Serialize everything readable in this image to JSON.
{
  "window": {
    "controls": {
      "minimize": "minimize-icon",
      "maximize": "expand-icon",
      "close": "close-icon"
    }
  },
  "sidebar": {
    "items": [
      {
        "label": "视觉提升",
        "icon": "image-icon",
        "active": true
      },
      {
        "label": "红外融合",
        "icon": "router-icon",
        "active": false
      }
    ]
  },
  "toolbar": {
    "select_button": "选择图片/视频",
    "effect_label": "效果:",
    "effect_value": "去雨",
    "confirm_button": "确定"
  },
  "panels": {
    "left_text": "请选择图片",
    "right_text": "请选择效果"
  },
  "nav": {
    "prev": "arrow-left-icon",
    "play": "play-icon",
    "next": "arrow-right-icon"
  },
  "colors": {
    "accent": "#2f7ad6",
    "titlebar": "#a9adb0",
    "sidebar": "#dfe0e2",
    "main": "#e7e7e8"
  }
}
===
● Given problem
Count the lines in the records above that hold the word "icon", and give only that number.

● Answer for this exercise
8